Figure collection entries:
-- BEGIN --
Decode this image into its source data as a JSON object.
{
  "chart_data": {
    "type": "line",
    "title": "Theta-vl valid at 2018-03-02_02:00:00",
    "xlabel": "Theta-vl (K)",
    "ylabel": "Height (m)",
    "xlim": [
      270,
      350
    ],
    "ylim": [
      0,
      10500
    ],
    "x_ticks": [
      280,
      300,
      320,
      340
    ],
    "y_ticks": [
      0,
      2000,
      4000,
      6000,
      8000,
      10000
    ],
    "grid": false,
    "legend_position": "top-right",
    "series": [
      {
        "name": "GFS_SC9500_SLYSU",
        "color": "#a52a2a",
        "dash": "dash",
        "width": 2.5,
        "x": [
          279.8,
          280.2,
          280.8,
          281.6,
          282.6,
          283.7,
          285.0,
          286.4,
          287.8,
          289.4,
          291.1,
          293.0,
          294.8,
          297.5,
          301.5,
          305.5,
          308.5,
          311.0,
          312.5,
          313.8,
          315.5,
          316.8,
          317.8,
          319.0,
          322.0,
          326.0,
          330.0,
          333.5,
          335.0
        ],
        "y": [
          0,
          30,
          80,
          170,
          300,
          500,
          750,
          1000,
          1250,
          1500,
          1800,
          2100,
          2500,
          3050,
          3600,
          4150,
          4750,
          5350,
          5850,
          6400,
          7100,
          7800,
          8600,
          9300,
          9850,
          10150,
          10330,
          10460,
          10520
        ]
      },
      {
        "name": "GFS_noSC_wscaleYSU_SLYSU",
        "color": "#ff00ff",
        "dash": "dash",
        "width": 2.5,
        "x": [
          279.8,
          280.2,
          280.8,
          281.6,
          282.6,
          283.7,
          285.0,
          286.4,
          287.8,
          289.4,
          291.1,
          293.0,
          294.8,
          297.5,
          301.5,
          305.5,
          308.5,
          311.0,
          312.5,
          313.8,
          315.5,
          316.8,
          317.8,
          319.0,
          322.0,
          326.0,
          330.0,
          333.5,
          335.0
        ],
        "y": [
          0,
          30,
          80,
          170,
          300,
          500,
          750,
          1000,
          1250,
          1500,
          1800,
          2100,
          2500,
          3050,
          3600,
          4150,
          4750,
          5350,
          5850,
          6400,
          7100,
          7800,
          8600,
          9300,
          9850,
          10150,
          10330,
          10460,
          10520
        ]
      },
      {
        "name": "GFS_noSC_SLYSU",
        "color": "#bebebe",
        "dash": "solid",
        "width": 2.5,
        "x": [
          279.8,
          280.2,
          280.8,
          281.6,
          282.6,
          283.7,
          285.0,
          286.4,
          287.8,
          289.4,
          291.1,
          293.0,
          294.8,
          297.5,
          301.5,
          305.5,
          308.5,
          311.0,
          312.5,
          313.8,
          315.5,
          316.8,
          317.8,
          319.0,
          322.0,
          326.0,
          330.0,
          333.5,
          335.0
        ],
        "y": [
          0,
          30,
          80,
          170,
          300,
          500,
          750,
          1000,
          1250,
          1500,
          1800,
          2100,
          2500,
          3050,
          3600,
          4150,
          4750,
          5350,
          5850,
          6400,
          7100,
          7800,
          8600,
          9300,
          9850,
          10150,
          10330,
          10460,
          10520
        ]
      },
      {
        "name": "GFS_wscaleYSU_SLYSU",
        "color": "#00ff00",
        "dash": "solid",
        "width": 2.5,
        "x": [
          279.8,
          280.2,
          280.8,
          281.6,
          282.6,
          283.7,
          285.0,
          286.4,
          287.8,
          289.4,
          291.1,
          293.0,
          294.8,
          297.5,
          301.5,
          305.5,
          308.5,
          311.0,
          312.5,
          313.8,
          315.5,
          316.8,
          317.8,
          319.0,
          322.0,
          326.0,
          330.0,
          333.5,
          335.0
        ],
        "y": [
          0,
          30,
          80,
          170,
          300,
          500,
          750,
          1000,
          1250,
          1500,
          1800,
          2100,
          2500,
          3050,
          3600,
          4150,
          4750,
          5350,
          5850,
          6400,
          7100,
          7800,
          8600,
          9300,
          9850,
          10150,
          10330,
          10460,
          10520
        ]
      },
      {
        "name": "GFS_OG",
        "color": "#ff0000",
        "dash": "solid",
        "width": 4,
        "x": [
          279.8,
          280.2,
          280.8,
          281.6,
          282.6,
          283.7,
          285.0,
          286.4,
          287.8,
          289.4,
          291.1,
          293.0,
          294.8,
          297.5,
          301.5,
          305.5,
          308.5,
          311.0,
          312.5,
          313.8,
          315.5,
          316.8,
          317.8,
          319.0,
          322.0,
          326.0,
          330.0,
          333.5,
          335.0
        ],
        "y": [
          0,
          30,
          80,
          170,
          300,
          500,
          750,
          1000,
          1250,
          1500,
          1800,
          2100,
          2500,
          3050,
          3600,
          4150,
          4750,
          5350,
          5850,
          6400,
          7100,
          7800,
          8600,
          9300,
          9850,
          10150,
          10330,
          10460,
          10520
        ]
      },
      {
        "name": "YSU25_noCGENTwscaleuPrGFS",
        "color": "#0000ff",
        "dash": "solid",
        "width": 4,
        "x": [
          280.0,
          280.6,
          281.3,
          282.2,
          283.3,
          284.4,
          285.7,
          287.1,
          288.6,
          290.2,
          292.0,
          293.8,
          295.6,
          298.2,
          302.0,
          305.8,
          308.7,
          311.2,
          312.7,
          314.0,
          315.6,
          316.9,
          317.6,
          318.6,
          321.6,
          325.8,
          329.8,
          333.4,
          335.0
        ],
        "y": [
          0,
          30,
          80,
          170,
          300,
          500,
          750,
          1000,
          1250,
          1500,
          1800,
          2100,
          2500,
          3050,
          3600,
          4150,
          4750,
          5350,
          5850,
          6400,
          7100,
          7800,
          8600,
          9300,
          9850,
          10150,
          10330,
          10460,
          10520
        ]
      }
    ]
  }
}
-- END --
• [Work required]:
The records above must be repeated exactly, every one of them.

• [Exercise answer]:
Decode this image into its source data as a JSON object.
{
  "chart_data": {
    "type": "line",
    "title": "Theta-vl valid at 2018-03-02_02:00:00",
    "xlabel": "Theta-vl (K)",
    "ylabel": "Height (m)",
    "xlim": [
      270,
      350
    ],
    "ylim": [
      0,
      10500
    ],
    "x_ticks": [
      280,
      300,
      320,
      340
    ],
    "y_ticks": [
      0,
      2000,
      4000,
      6000,
      8000,
      10000
    ],
    "grid": false,
    "legend_position": "top-right",
    "series": [
      {
        "name": "GFS_SC9500_SLYSU",
        "color": "#a52a2a",
        "dash": "dash",
        "width": 2.5,
        "x": [
          279.8,
          280.2,
          280.8,
          281.6,
          282.6,
          283.7,
          285.0,
          286.4,
          287.8,
          289.4,
          291.1,
          293.0,
          294.8,
          297.5,
          301.5,
          305.5,
          308.5,
          311.0,
          312.5,
          313.8,
          315.5,
          316.8,
          317.8,
          319.0,
          322.0,
          326.0,
          330.0,
          333.5,
          335.0
        ],
        "y": [
          0,
          30,
          80,
          170,
          300,
          500,
          750,
          1000,
          1250,
          1500,
          1800,
          2100,
          2500,
          3050,
          3600,
          4150,
          4750,
          5350,
          5850,
          6400,
          7100,
          7800,
          8600,
          9300,
          9850,
          10150,
          10330,
          10460,
          10520
        ]
      },
      {
        "name": "GFS_noSC_wscaleYSU_SLYSU",
        "color": "#ff00ff",
        "dash": "dash",
        "width": 2.5,
        "x": [
          279.8,
          280.2,
          280.8,
          281.6,
          282.6,
          283.7,
          285.0,
          286.4,
          287.8,
          289.4,
          291.1,
          293.0,
          294.8,
          297.5,
          301.5,
          305.5,
          308.5,
          311.0,
          312.5,
          313.8,
          315.5,
          316.8,
          317.8,
          319.0,
          322.0,
          326.0,
          330.0,
          333.5,
          335.0
        ],
        "y": [
          0,
          30,
          80,
          170,
          300,
          500,
          750,
          1000,
          1250,
          1500,
          1800,
          2100,
          2500,
          3050,
          3600,
          4150,
          4750,
          5350,
          5850,
          6400,
          7100,
          7800,
          8600,
          9300,
          9850,
          10150,
          10330,
          10460,
          10520
        ]
      },
      {
        "name": "GFS_noSC_SLYSU",
        "color": "#bebebe",
        "dash": "solid",
        "width": 2.5,
        "x": [
          279.8,
          280.2,
          280.8,
          281.6,
          282.6,
          283.7,
          285.0,
          286.4,
          287.8,
          289.4,
          291.1,
          293.0,
          294.8,
          297.5,
          301.5,
          305.5,
          308.5,
          311.0,
          312.5,
          313.8,
          315.5,
          316.8,
          317.8,
          319.0,
          322.0,
          326.0,
          330.0,
          333.5,
          335.0
        ],
        "y": [
          0,
          30,
          80,
          170,
          300,
          500,
          750,
          1000,
          1250,
          1500,
          1800,
          2100,
          2500,
          3050,
          3600,
          4150,
          4750,
          5350,
          5850,
          6400,
          7100,
          7800,
          8600,
          9300,
          9850,
          10150,
          10330,
          10460,
          10520
        ]
      },
      {
        "name": "GFS_wscaleYSU_SLYSU",
        "color": "#00ff00",
        "dash": "solid",
        "width": 2.5,
        "x": [
          279.8,
          280.2,
          280.8,
          281.6,
          282.6,
          283.7,
          285.0,
          286.4,
          287.8,
          289.4,
          291.1,
          293.0,
          294.8,
          297.5,
          301.5,
          305.5,
          308.5,
          311.0,
          312.5,
          313.8,
          315.5,
          316.8,
          317.8,
          319.0,
          322.0,
          326.0,
          330.0,
          333.5,
          335.0
        ],
        "y": [
          0,
          30,
          80,
          170,
          300,
          500,
          750,
          1000,
          1250,
          1500,
          1800,
          2100,
          2500,
          3050,
          3600,
          4150,
          4750,
          5350,
          5850,
          6400,
          7100,
          7800,
          8600,
          9300,
          9850,
          10150,
          10330,
          10460,
          10520
        ]
      },
      {
        "name": "GFS_OG",
        "color": "#ff0000",
        "dash": "solid",
        "width": 4,
        "x": [
          279.8,
          280.2,
          280.8,
          281.6,
          282.6,
          283.7,
          285.0,
          286.4,
          287.8,
          289.4,
          291.1,
          293.0,
          294.8,
          297.5,
          301.5,
          305.5,
          308.5,
          311.0,
          312.5,
          313.8,
          315.5,
          316.8,
          317.8,
          319.0,
          322.0,
          326.0,
          330.0,
          333.5,
          335.0
        ],
        "y": [
          0,
          30,
          80,
          170,
          300,
          500,
          750,
          1000,
          1250,
          1500,
          1800,
          2100,
          2500,
          3050,
          3600,
          4150,
          4750,
          5350,
          5850,
          6400,
          7100,
          7800,
          8600,
          9300,
          9850,
          10150,
          10330,
          10460,
          10520
        ]
      },
      {
        "name": "YSU25_noCGENTwscaleuPrGFS",
        "color": "#0000ff",
        "dash": "solid",
        "width": 4,
        "x": [
          280.0,
          280.6,
          281.3,
          282.2,
          283.3,
          284.4,
          285.7,
          287.1,
          288.6,
          290.2,
          292.0,
          293.8,
          295.6,
          298.2,
          302.0,
          305.8,
          308.7,
          311.2,
          312.7,
          314.0,
          315.6,
          316.9,
          317.6,
          318.6,
          321.6,
          325.8,
          329.8,
          333.4,
          335.0
        ],
        "y": [
          0,
          30,
          80,
          170,
          300,
          500,
          750,
          1000,
          1250,
          1500,
          1800,
          2100,
          2500,
          3050,
          3600,
          4150,
          4750,
          5350,
          5850,
          6400,
          7100,
          7800,
          8600,
          9300,
          9850,
          10150,
          10330,
          10460,
          10520
        ]
      }
    ]
  }
}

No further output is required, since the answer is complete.